* begin Records for the exercise *

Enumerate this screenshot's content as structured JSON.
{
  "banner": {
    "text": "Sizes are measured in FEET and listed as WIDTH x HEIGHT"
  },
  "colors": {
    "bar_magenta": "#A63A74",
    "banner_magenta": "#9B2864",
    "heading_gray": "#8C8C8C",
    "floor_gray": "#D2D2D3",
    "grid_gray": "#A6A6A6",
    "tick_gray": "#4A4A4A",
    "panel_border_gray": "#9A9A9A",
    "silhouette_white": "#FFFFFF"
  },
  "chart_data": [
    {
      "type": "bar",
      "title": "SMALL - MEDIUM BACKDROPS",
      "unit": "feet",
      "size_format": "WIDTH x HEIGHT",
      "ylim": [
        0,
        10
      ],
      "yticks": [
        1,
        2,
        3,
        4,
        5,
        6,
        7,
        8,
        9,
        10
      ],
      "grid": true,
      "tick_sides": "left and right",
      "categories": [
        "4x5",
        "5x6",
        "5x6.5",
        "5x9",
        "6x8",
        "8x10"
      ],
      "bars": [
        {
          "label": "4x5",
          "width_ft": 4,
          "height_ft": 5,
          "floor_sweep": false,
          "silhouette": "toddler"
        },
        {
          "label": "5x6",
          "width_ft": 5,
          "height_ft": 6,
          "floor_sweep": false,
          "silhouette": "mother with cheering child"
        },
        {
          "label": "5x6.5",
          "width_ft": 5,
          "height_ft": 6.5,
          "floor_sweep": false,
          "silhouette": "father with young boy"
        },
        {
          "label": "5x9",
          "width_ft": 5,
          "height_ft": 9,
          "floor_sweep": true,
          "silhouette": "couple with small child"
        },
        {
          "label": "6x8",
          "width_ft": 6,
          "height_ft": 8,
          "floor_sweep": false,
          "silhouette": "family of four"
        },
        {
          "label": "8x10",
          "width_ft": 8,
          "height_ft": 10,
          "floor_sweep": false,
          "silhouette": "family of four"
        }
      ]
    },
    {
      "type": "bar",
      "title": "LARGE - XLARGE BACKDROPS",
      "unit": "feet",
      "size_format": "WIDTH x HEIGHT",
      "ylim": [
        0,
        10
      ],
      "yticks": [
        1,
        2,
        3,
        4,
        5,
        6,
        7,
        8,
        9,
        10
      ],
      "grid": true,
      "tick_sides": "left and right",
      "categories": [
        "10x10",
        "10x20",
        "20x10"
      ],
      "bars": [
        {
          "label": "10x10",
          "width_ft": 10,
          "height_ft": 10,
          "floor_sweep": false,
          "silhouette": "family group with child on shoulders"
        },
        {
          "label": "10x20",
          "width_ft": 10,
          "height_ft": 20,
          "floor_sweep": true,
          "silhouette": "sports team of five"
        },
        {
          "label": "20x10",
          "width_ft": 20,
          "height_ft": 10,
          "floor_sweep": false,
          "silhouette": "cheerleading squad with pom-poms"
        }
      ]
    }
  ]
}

* end Records for the exercise *

> Problem statement: Display every line of the listing that contains the string "title".

> Output for this exercise:
      "title": "SMALL - MEDIUM BACKDROPS",
      "title": "LARGE - XLARGE BACKDROPS",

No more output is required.